* EXERCISE:
Transcribe each entry below exactly. Pictures do not go in the copy.

:::

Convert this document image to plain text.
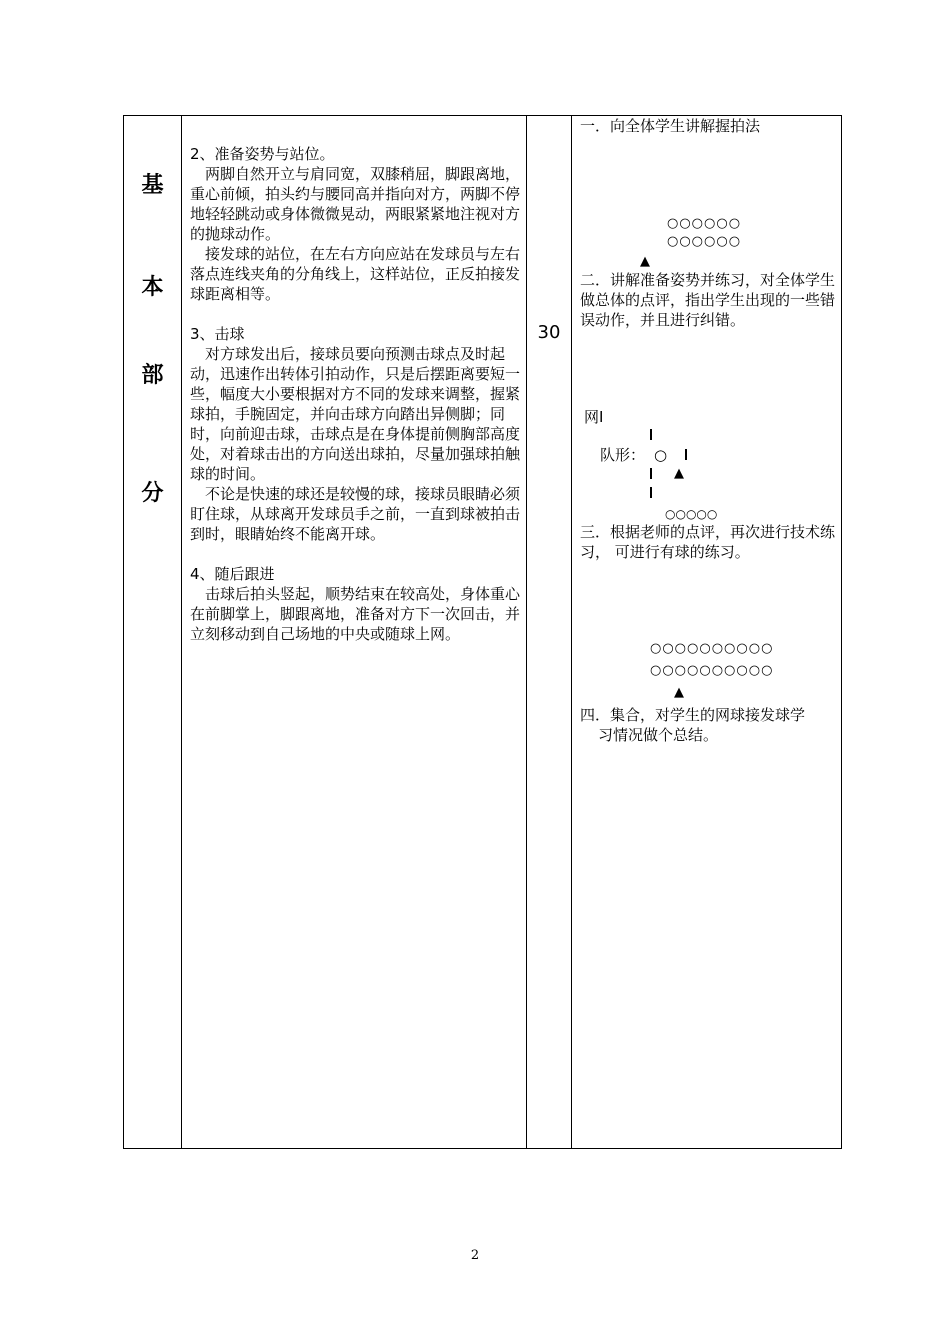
基
本
部
分

2、准备姿势与站位。

两脚自然开立与肩同宽，双膝稍屈，脚跟离地，重心前倾，拍头约与腰同高并指向对方，两脚不停地轻轻跳动或身体微微晃动，两眼紧紧地注视对方的抛球动作。

接发球的站位，在左右方向应站在发球员与左右落点连线夹角的分角线上，这样站位，正反拍接发球距离相等。

3、击球

对方球发出后，接球员要向预测击球点及时起动，迅速作出转体引拍动作，只是后摆距离要短一些，幅度大小要根据对方不同的发球来调整，握紧球拍，手腕固定，并向击球方向踏出异侧脚；同时，向前迎击球，击球点是在身体提前侧胸部高度处，对着球击出的方向送出球拍，尽量加强球拍触球的时间。

不论是快速的球还是较慢的球，接球员眼睛必须盯住球，从球离开发球员手之前，一直到球被拍击到时，眼睛始终不能离开球。

4、随后跟进

击球后拍头竖起，顺势结束在较高处，身体重心在前脚掌上，脚跟离地，准备对方下一次回击，并立刻移动到自己场地的中央或随球上网。

30
一．向全体学生讲解握拍法
○○○○○○
○○○○○○
▲
二．讲解准备姿势并练习，对全体学生做总体的点评，指出学生出现的一些错误动作，并且进行纠错。
网Ⅰ
队形： ○
▲
○○○○○
三．根据老师的点评，再次进行技术练习， 可进行有球的练习。
○○○○○○○○○○
○○○○○○○○○○
▲
四．集合，对学生的网球接发球学
习情况做个总结。
2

:::

* RESULT OF THE EXERCISE:
Convert this document image to plain text.
基
本
部
分

2、准备姿势与站位。

两脚自然开立与肩同宽，双膝稍屈，脚跟离地，重心前倾，拍头约与腰同高并指向对方，两脚不停地轻轻跳动或身体微微晃动，两眼紧紧地注视对方的抛球动作。

接发球的站位，在左右方向应站在发球员与左右落点连线夹角的分角线上，这样站位，正反拍接发球距离相等。

3、击球

对方球发出后，接球员要向预测击球点及时起动，迅速作出转体引拍动作，只是后摆距离要短一些，幅度大小要根据对方不同的发球来调整，握紧球拍，手腕固定，并向击球方向踏出异侧脚；同时，向前迎击球，击球点是在身体提前侧胸部高度处，对着球击出的方向送出球拍，尽量加强球拍触球的时间。

不论是快速的球还是较慢的球，接球员眼睛必须盯住球，从球离开发球员手之前，一直到球被拍击到时，眼睛始终不能离开球。

4、随后跟进

击球后拍头竖起，顺势结束在较高处，身体重心在前脚掌上，脚跟离地，准备对方下一次回击，并立刻移动到自己场地的中央或随球上网。

30
一．向全体学生讲解握拍法
○○○○○○
○○○○○○
▲
二．讲解准备姿势并练习，对全体学生做总体的点评，指出学生出现的一些错误动作，并且进行纠错。
网Ⅰ
队形： ○
▲
○○○○○
三．根据老师的点评，再次进行技术练习， 可进行有球的练习。
○○○○○○○○○○
○○○○○○○○○○
▲
四．集合，对学生的网球接发球学
习情况做个总结。
2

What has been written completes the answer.